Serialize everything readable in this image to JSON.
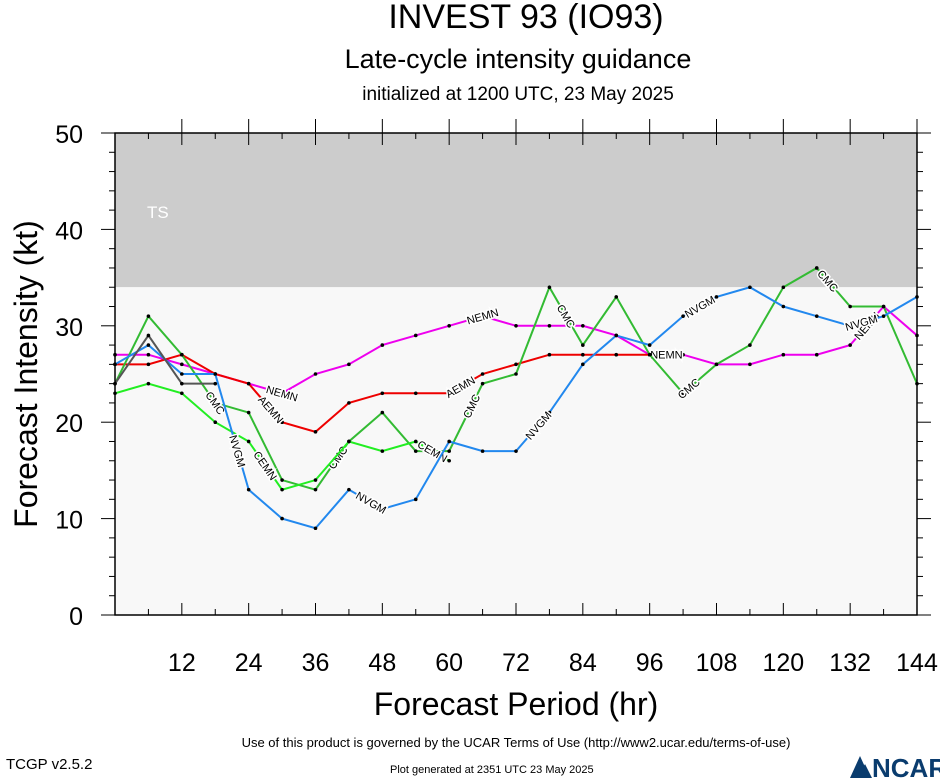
{
  "header": {
    "title": "INVEST 93 (IO93)",
    "subtitle": "Late-cycle intensity guidance",
    "subtitle2": "initialized at 1200 UTC, 23 May 2025"
  },
  "footer": {
    "terms": "Use of this product is governed by the UCAR Terms of Use (http://www2.ucar.edu/terms-of-use)",
    "version": "TCGP v2.5.2",
    "generated": "Plot generated at 2351 UTC   23 May 2025",
    "logo_text": "NCAR",
    "logo_color": "#0a3c6e",
    "logo_icon": "ncar-logo-icon"
  },
  "chart_data": {
    "type": "line",
    "title": "INVEST 93 (IO93)",
    "xlabel": "Forecast Period (hr)",
    "ylabel": "Forecast Intensity (kt)",
    "xlim": [
      0,
      144
    ],
    "ylim": [
      0,
      50
    ],
    "xticks": [
      12,
      24,
      36,
      48,
      60,
      72,
      84,
      96,
      108,
      120,
      132,
      144
    ],
    "yticks": [
      0,
      10,
      20,
      30,
      40,
      50
    ],
    "grid": false,
    "bands": [
      {
        "label": "TS",
        "from": 34,
        "to": 50,
        "color": "#cccccc"
      },
      {
        "label": "",
        "from": 0,
        "to": 34,
        "color": "#f8f8f8"
      }
    ],
    "series": [
      {
        "name": "NEMN",
        "color": "#ee00ee",
        "x": [
          0,
          6,
          12,
          18,
          24,
          30,
          36,
          42,
          48,
          54,
          60,
          66,
          72,
          78,
          84,
          90,
          96,
          102,
          108,
          114,
          120,
          126,
          132,
          138,
          144
        ],
        "y": [
          27,
          27,
          26,
          25,
          24,
          23,
          25,
          26,
          28,
          29,
          30,
          31,
          30,
          30,
          30,
          29,
          27,
          27,
          26,
          26,
          27,
          27,
          28,
          32,
          29
        ],
        "labels": [
          {
            "text": "NEMN",
            "x": 30
          },
          {
            "text": "NEMN",
            "x": 66
          },
          {
            "text": "NEMN",
            "x": 99
          },
          {
            "text": "NEMN",
            "x": 135
          }
        ]
      },
      {
        "name": "AEMN",
        "color": "#ee0000",
        "x": [
          0,
          6,
          12,
          18,
          24,
          30,
          36,
          42,
          48,
          54,
          60,
          66,
          72,
          78,
          84,
          90,
          96
        ],
        "y": [
          26,
          26,
          27,
          25,
          24,
          20,
          19,
          22,
          23,
          23,
          23,
          25,
          26,
          27,
          27,
          27,
          27
        ],
        "labels": [
          {
            "text": "AEMN",
            "x": 28
          },
          {
            "text": "AEMN",
            "x": 62
          }
        ]
      },
      {
        "name": "CMC",
        "color": "#33bb33",
        "x": [
          0,
          6,
          12,
          18,
          24,
          30,
          36,
          42,
          48,
          54,
          60,
          66,
          72,
          78,
          84,
          90,
          96,
          102,
          108,
          114,
          120,
          126,
          132,
          138,
          144
        ],
        "y": [
          24,
          31,
          27,
          22,
          21,
          14,
          13,
          18,
          21,
          17,
          17,
          24,
          25,
          34,
          28,
          33,
          27,
          23,
          26,
          28,
          34,
          36,
          32,
          32,
          24
        ],
        "labels": [
          {
            "text": "CMC",
            "x": 18
          },
          {
            "text": "CMC",
            "x": 40
          },
          {
            "text": "CMC",
            "x": 64
          },
          {
            "text": "CMC",
            "x": 81
          },
          {
            "text": "CMC",
            "x": 103
          },
          {
            "text": "CMC",
            "x": 128
          }
        ]
      },
      {
        "name": "CEMN",
        "color": "#22ee22",
        "x": [
          0,
          6,
          12,
          18,
          24,
          30,
          36,
          42,
          48,
          54,
          60
        ],
        "y": [
          23,
          24,
          23,
          20,
          18,
          13,
          14,
          18,
          17,
          18,
          16
        ],
        "labels": [
          {
            "text": "CEMN",
            "x": 27
          },
          {
            "text": "CEMN",
            "x": 57
          }
        ]
      },
      {
        "name": "NVGM",
        "color": "#2288ee",
        "x": [
          0,
          6,
          12,
          18,
          24,
          30,
          36,
          42,
          48,
          54,
          60,
          66,
          72,
          78,
          84,
          90,
          96,
          102,
          108,
          114,
          120,
          126,
          132,
          138,
          144
        ],
        "y": [
          26,
          28,
          25,
          25,
          13,
          10,
          9,
          13,
          11,
          12,
          18,
          17,
          17,
          21,
          26,
          29,
          28,
          31,
          33,
          34,
          32,
          31,
          30,
          31,
          33
        ],
        "labels": [
          {
            "text": "NVGM",
            "x": 22
          },
          {
            "text": "NVGM",
            "x": 46
          },
          {
            "text": "NVGM",
            "x": 76
          },
          {
            "text": "NVGM",
            "x": 105
          },
          {
            "text": "NVGM",
            "x": 134
          }
        ]
      },
      {
        "name": "",
        "color": "#555555",
        "x": [
          0,
          6,
          12,
          18
        ],
        "y": [
          24,
          29,
          24,
          24
        ],
        "labels": []
      }
    ]
  }
}
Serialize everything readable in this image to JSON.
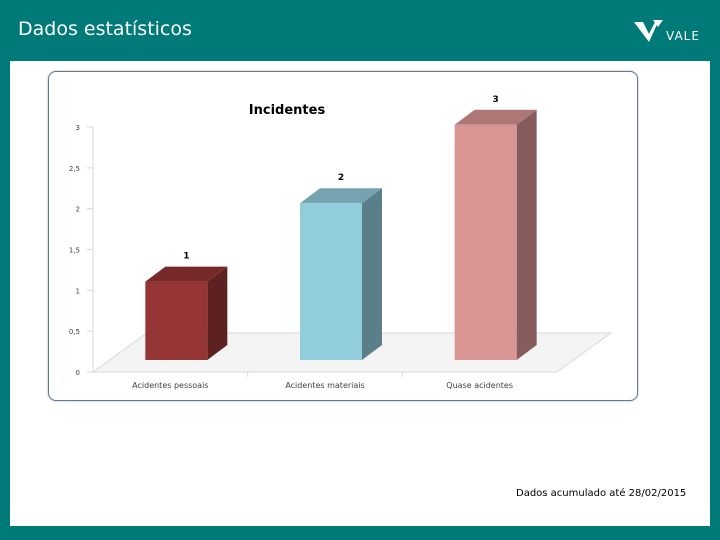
{
  "slide": {
    "title": "Dados estatísticos",
    "footnote": "Dados acumulado até 28/02/2015"
  },
  "logo": {
    "text": "VALE"
  },
  "chart_data": {
    "type": "bar",
    "style": "3d",
    "title": "Incidentes",
    "categories": [
      "Acidentes pessoais",
      "Acidentes materiais",
      "Quase acidentes"
    ],
    "values": [
      1,
      2,
      3
    ],
    "data_labels": [
      "1",
      "2",
      "3"
    ],
    "colors": [
      "#963535",
      "#92cddc",
      "#d99594"
    ],
    "ylim": [
      0,
      3
    ],
    "yticks": [
      0,
      0.5,
      1,
      1.5,
      2,
      2.5,
      3
    ],
    "ytick_labels": [
      "0",
      "0,5",
      "1",
      "1,5",
      "2",
      "2,5",
      "3"
    ],
    "grid": false,
    "legend": "none"
  }
}
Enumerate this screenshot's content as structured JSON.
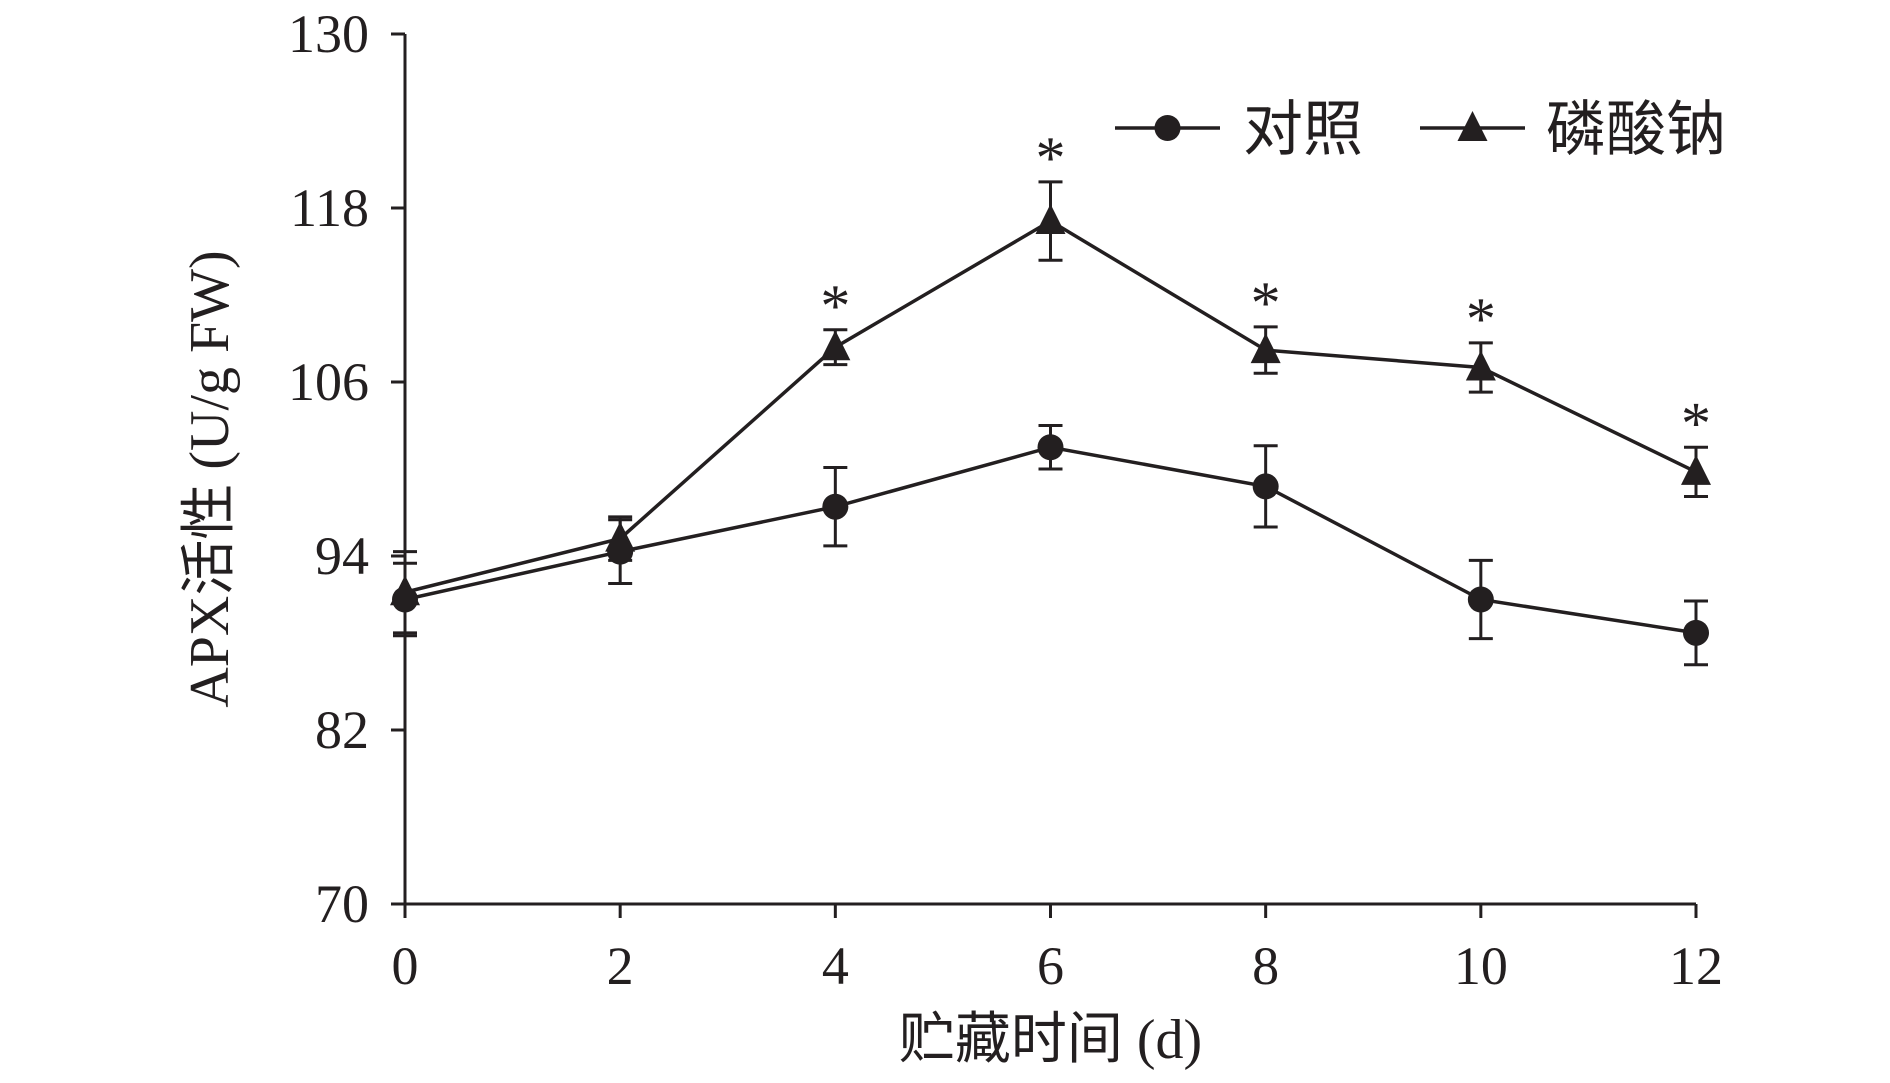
{
  "chart_data": {
    "type": "line",
    "x": [
      0,
      2,
      4,
      6,
      8,
      10,
      12
    ],
    "xlim": [
      0,
      12
    ],
    "ylim": [
      70,
      130
    ],
    "x_ticks": [
      "0",
      "2",
      "4",
      "6",
      "8",
      "10",
      "12"
    ],
    "y_ticks": [
      "70",
      "82",
      "94",
      "106",
      "118",
      "130"
    ],
    "xlabel": "贮藏时间 (d)",
    "ylabel": "APX活性 (U/g FW)",
    "legend_position": "top-right",
    "grid": false,
    "series": [
      {
        "name": "对照",
        "marker": "circle",
        "color": "#231f20",
        "values": [
          91.0,
          94.3,
          97.4,
          101.5,
          98.8,
          91.0,
          88.7
        ],
        "errors": [
          2.5,
          2.2,
          2.7,
          1.5,
          2.8,
          2.7,
          2.2
        ]
      },
      {
        "name": "磷酸钠",
        "marker": "triangle",
        "color": "#231f20",
        "values": [
          91.5,
          95.2,
          108.4,
          117.1,
          108.2,
          107.0,
          99.8
        ],
        "errors": [
          2.8,
          1.5,
          1.2,
          2.7,
          1.6,
          1.7,
          1.7
        ],
        "significance": [
          "",
          "",
          "*",
          "*",
          "*",
          "*",
          "*"
        ]
      }
    ]
  }
}
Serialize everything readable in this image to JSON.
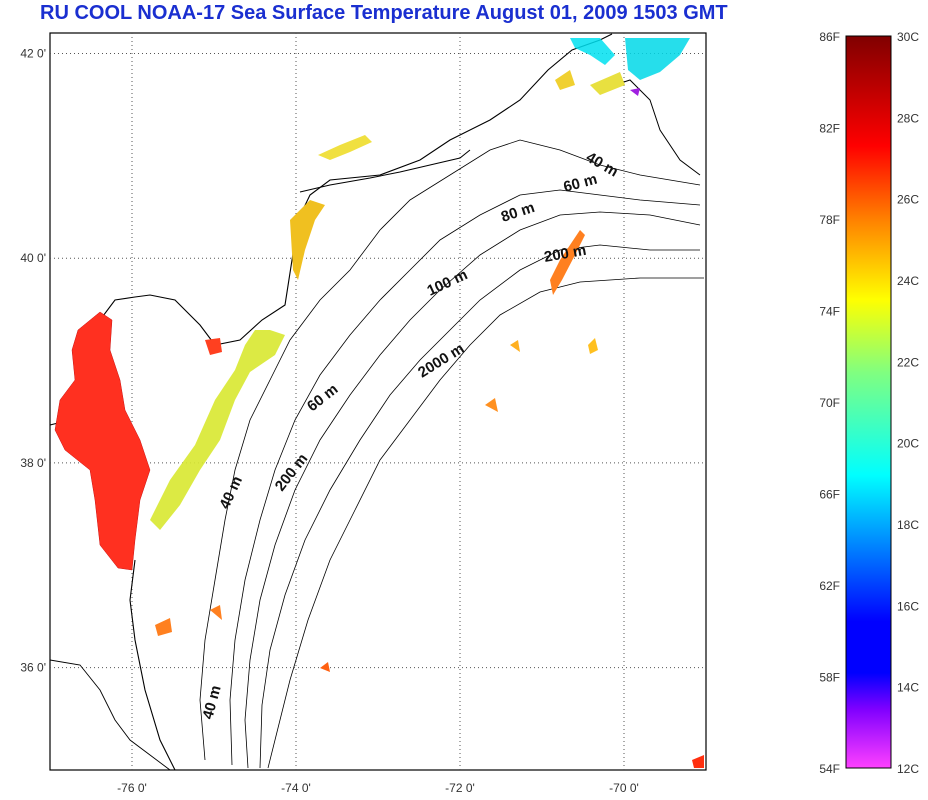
{
  "title": "RU COOL  NOAA-17 Sea Surface Temperature August 01, 2009 1503 GMT",
  "map": {
    "lat_ticks": [
      {
        "lat": 42,
        "label": "42 0'"
      },
      {
        "lat": 40,
        "label": "40 0'"
      },
      {
        "lat": 38,
        "label": "38 0'"
      },
      {
        "lat": 36,
        "label": "36 0'"
      }
    ],
    "lon_ticks": [
      {
        "lon": -76,
        "label": "-76 0'"
      },
      {
        "lon": -74,
        "label": "-74 0'"
      },
      {
        "lon": -72,
        "label": "-72 0'"
      },
      {
        "lon": -70,
        "label": "-70 0'"
      }
    ],
    "lat_range": [
      35,
      42.2
    ],
    "lon_range": [
      -77,
      -69
    ],
    "grid": "dotted",
    "isobath_labels": [
      "40 m",
      "60 m",
      "80 m",
      "200 m",
      "100 m",
      "2000 m",
      "60 m",
      "200 m",
      "40 m",
      "40 m"
    ]
  },
  "colorbar": {
    "fahrenheit_labels": [
      "86F",
      "82F",
      "78F",
      "74F",
      "70F",
      "66F",
      "62F",
      "58F",
      "54F"
    ],
    "celsius_labels": [
      "30C",
      "28C",
      "26C",
      "24C",
      "22C",
      "20C",
      "18C",
      "16C",
      "14C",
      "12C"
    ],
    "colors": [
      "#800000",
      "#ff0000",
      "#ff8000",
      "#ffff00",
      "#80ff80",
      "#00ffff",
      "#0080ff",
      "#0000ff",
      "#8000ff",
      "#ff40ff"
    ]
  }
}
------------------------------
* _WHAT THIS TASK INVOLVES_:
Pick out each line that holds the string "Forecast".

* _COMPLETE RESPONSE_:
    "xlabel": "Forecast Period (hr)",
    "ylabel": "Forecast Intensity (kt)",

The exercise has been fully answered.